Copy all the material that follows, keeping every character the same.

The records
— Start —
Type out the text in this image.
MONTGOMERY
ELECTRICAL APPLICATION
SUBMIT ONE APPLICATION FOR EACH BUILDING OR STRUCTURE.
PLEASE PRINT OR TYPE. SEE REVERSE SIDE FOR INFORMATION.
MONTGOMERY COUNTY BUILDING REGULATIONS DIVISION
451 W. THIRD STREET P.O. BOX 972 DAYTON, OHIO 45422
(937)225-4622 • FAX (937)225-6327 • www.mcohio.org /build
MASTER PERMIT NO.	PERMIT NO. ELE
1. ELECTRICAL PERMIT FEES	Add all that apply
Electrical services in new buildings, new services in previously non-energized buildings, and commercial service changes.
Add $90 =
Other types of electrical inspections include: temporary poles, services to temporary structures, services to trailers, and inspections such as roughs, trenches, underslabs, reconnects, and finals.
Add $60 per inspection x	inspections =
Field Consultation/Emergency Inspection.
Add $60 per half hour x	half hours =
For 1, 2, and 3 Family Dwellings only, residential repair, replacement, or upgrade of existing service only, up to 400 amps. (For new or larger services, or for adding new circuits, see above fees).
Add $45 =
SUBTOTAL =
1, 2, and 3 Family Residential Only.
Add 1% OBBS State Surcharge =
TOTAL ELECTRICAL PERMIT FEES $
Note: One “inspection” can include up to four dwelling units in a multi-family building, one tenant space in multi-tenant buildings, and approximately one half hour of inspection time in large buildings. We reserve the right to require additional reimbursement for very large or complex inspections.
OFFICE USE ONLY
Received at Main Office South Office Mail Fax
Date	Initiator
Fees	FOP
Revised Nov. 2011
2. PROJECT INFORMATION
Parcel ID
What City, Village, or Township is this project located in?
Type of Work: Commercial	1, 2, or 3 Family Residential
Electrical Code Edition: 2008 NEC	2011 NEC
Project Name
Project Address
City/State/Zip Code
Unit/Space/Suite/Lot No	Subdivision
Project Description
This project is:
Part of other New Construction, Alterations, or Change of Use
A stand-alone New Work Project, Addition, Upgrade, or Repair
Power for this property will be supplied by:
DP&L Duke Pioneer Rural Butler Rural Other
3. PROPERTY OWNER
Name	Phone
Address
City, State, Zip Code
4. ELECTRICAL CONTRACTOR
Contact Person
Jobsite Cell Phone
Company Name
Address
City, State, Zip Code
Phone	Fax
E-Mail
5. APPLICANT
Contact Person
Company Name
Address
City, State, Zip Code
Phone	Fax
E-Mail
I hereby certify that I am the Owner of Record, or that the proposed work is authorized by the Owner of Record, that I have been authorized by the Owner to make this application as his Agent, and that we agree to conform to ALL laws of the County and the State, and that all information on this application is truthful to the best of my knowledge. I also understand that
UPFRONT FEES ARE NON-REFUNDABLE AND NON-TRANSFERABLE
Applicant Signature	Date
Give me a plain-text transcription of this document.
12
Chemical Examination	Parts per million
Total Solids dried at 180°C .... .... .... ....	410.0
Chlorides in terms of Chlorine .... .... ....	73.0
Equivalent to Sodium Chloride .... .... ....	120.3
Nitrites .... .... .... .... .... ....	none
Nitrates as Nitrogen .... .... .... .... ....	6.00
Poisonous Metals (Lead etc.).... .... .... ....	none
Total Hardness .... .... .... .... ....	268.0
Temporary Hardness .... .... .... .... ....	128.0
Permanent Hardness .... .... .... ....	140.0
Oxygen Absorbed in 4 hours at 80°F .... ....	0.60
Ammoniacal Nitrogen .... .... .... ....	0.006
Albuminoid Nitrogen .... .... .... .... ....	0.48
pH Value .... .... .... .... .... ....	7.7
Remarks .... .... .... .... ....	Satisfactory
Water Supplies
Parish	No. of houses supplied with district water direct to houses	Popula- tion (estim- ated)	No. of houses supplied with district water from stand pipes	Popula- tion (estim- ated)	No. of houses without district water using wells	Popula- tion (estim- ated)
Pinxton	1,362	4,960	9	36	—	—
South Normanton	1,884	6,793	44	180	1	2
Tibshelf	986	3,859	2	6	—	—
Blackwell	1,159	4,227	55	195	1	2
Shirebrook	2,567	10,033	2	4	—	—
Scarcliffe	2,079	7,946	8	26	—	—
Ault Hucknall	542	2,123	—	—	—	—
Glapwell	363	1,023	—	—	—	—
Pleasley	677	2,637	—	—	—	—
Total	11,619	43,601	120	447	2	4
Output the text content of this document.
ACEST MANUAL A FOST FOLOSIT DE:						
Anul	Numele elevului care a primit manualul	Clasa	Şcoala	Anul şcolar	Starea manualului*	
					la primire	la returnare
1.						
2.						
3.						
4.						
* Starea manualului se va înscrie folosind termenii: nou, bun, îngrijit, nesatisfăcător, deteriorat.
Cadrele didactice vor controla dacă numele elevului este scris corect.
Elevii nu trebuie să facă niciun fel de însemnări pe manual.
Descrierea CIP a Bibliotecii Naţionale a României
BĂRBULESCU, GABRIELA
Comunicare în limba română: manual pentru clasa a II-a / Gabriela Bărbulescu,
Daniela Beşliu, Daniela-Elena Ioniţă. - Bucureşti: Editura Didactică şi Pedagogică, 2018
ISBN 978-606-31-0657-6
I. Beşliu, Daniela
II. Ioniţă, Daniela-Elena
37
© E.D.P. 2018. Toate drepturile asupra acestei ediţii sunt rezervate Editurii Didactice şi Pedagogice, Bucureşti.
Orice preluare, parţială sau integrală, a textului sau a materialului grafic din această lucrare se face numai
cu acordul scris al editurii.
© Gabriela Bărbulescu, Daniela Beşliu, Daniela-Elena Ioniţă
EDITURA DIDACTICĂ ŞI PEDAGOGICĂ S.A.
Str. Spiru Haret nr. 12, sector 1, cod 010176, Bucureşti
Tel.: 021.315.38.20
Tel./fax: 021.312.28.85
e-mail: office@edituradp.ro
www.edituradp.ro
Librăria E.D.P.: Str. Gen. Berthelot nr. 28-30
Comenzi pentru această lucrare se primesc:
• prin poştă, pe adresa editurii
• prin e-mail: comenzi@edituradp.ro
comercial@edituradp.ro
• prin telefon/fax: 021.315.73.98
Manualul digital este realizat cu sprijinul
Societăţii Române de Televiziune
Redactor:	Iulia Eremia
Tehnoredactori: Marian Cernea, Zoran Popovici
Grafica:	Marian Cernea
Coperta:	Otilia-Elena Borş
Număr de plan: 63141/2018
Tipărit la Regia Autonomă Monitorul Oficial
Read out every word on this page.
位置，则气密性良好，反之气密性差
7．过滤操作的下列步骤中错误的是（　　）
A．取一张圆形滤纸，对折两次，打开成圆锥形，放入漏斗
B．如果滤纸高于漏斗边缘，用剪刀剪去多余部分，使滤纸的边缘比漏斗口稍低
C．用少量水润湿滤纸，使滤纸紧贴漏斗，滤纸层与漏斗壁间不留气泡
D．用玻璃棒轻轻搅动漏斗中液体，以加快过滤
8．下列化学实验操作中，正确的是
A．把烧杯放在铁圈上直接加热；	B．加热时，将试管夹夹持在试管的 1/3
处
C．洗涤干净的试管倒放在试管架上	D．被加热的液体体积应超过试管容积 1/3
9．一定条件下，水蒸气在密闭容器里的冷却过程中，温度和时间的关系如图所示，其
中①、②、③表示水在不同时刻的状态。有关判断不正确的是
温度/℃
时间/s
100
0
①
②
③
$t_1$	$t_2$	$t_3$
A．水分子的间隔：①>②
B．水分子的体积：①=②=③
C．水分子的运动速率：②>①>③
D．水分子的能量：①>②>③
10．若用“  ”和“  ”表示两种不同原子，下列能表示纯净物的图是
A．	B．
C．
— End —
Answer for the task
Type out the text in this image.
MONTGOMERY
ELECTRICAL APPLICATION
SUBMIT ONE APPLICATION FOR EACH BUILDING OR STRUCTURE.
PLEASE PRINT OR TYPE. SEE REVERSE SIDE FOR INFORMATION.
MONTGOMERY COUNTY BUILDING REGULATIONS DIVISION
451 W. THIRD STREET P.O. BOX 972 DAYTON, OHIO 45422
(937)225-4622 • FAX (937)225-6327 • www.mcohio.org /build
MASTER PERMIT NO.	PERMIT NO. ELE
1. ELECTRICAL PERMIT FEES	Add all that apply
Electrical services in new buildings, new services in previously non-energized buildings, and commercial service changes.
Add $90 =
Other types of electrical inspections include: temporary poles, services to temporary structures, services to trailers, and inspections such as roughs, trenches, underslabs, reconnects, and finals.
Add $60 per inspection x	inspections =
Field Consultation/Emergency Inspection.
Add $60 per half hour x	half hours =
For 1, 2, and 3 Family Dwellings only, residential repair, replacement, or upgrade of existing service only, up to 400 amps. (For new or larger services, or for adding new circuits, see above fees).
Add $45 =
SUBTOTAL =
1, 2, and 3 Family Residential Only.
Add 1% OBBS State Surcharge =
TOTAL ELECTRICAL PERMIT FEES $
Note: One “inspection” can include up to four dwelling units in a multi-family building, one tenant space in multi-tenant buildings, and approximately one half hour of inspection time in large buildings. We reserve the right to require additional reimbursement for very large or complex inspections.
OFFICE USE ONLY
Received at Main Office South Office Mail Fax
Date	Initiator
Fees	FOP
Revised Nov. 2011
2. PROJECT INFORMATION
Parcel ID
What City, Village, or Township is this project located in?
Type of Work: Commercial	1, 2, or 3 Family Residential
Electrical Code Edition: 2008 NEC	2011 NEC
Project Name
Project Address
City/State/Zip Code
Unit/Space/Suite/Lot No	Subdivision
Project Description
This project is:
Part of other New Construction, Alterations, or Change of Use
A stand-alone New Work Project, Addition, Upgrade, or Repair
Power for this property will be supplied by:
DP&L Duke Pioneer Rural Butler Rural Other
3. PROPERTY OWNER
Name	Phone
Address
City, State, Zip Code
4. ELECTRICAL CONTRACTOR
Contact Person
Jobsite Cell Phone
Company Name
Address
City, State, Zip Code
Phone	Fax
E-Mail
5. APPLICANT
Contact Person
Company Name
Address
City, State, Zip Code
Phone	Fax
E-Mail
I hereby certify that I am the Owner of Record, or that the proposed work is authorized by the Owner of Record, that I have been authorized by the Owner to make this application as his Agent, and that we agree to conform to ALL laws of the County and the State, and that all information on this application is truthful to the best of my knowledge. I also understand that
UPFRONT FEES ARE NON-REFUNDABLE AND NON-TRANSFERABLE
Applicant Signature	Date
Give me a plain-text transcription of this document.
12
Chemical Examination	Parts per million
Total Solids dried at 180°C .... .... .... ....	410.0
Chlorides in terms of Chlorine .... .... ....	73.0
Equivalent to Sodium Chloride .... .... ....	120.3
Nitrites .... .... .... .... .... ....	none
Nitrates as Nitrogen .... .... .... .... ....	6.00
Poisonous Metals (Lead etc.).... .... .... ....	none
Total Hardness .... .... .... .... ....	268.0
Temporary Hardness .... .... .... .... ....	128.0
Permanent Hardness .... .... .... ....	140.0
Oxygen Absorbed in 4 hours at 80°F .... ....	0.60
Ammoniacal Nitrogen .... .... .... ....	0.006
Albuminoid Nitrogen .... .... .... .... ....	0.48
pH Value .... .... .... .... .... ....	7.7
Remarks .... .... .... .... ....	Satisfactory
Water Supplies
Parish	No. of houses supplied with district water direct to houses	Popula- tion (estim- ated)	No. of houses supplied with district water from stand pipes	Popula- tion (estim- ated)	No. of houses without district water using wells	Popula- tion (estim- ated)
Pinxton	1,362	4,960	9	36	—	—
South Normanton	1,884	6,793	44	180	1	2
Tibshelf	986	3,859	2	6	—	—
Blackwell	1,159	4,227	55	195	1	2
Shirebrook	2,567	10,033	2	4	—	—
Scarcliffe	2,079	7,946	8	26	—	—
Ault Hucknall	542	2,123	—	—	—	—
Glapwell	363	1,023	—	—	—	—
Pleasley	677	2,637	—	—	—	—
Total	11,619	43,601	120	447	2	4
Output the text content of this document.
ACEST MANUAL A FOST FOLOSIT DE:						
Anul	Numele elevului care a primit manualul	Clasa	Şcoala	Anul şcolar	Starea manualului*	
					la primire	la returnare
1.						
2.						
3.						
4.						
* Starea manualului se va înscrie folosind termenii: nou, bun, îngrijit, nesatisfăcător, deteriorat.
Cadrele didactice vor controla dacă numele elevului este scris corect.
Elevii nu trebuie să facă niciun fel de însemnări pe manual.
Descrierea CIP a Bibliotecii Naţionale a României
BĂRBULESCU, GABRIELA
Comunicare în limba română: manual pentru clasa a II-a / Gabriela Bărbulescu,
Daniela Beşliu, Daniela-Elena Ioniţă. - Bucureşti: Editura Didactică şi Pedagogică, 2018
ISBN 978-606-31-0657-6
I. Beşliu, Daniela
II. Ioniţă, Daniela-Elena
37
© E.D.P. 2018. Toate drepturile asupra acestei ediţii sunt rezervate Editurii Didactice şi Pedagogice, Bucureşti.
Orice preluare, parţială sau integrală, a textului sau a materialului grafic din această lucrare se face numai
cu acordul scris al editurii.
© Gabriela Bărbulescu, Daniela Beşliu, Daniela-Elena Ioniţă
EDITURA DIDACTICĂ ŞI PEDAGOGICĂ S.A.
Str. Spiru Haret nr. 12, sector 1, cod 010176, Bucureşti
Tel.: 021.315.38.20
Tel./fax: 021.312.28.85
e-mail: office@edituradp.ro
www.edituradp.ro
Librăria E.D.P.: Str. Gen. Berthelot nr. 28-30
Comenzi pentru această lucrare se primesc:
• prin poştă, pe adresa editurii
• prin e-mail: comenzi@edituradp.ro
comercial@edituradp.ro
• prin telefon/fax: 021.315.73.98
Manualul digital este realizat cu sprijinul
Societăţii Române de Televiziune
Redactor:	Iulia Eremia
Tehnoredactori: Marian Cernea, Zoran Popovici
Grafica:	Marian Cernea
Coperta:	Otilia-Elena Borş
Număr de plan: 63141/2018
Tipărit la Regia Autonomă Monitorul Oficial
Read out every word on this page.
位置，则气密性良好，反之气密性差
7．过滤操作的下列步骤中错误的是（　　）
A．取一张圆形滤纸，对折两次，打开成圆锥形，放入漏斗
B．如果滤纸高于漏斗边缘，用剪刀剪去多余部分，使滤纸的边缘比漏斗口稍低
C．用少量水润湿滤纸，使滤纸紧贴漏斗，滤纸层与漏斗壁间不留气泡
D．用玻璃棒轻轻搅动漏斗中液体，以加快过滤
8．下列化学实验操作中，正确的是
A．把烧杯放在铁圈上直接加热；	B．加热时，将试管夹夹持在试管的 1/3
处
C．洗涤干净的试管倒放在试管架上	D．被加热的液体体积应超过试管容积 1/3
9．一定条件下，水蒸气在密闭容器里的冷却过程中，温度和时间的关系如图所示，其
中①、②、③表示水在不同时刻的状态。有关判断不正确的是
温度/℃
时间/s
100
0
①
②
③
$t_1$	$t_2$	$t_3$
A．水分子的间隔：①>②
B．水分子的体积：①=②=③
C．水分子的运动速率：②>①>③
D．水分子的能量：①>②>③
10．若用“  ”和“  ”表示两种不同原子，下列能表示纯净物的图是
A．	B．
C．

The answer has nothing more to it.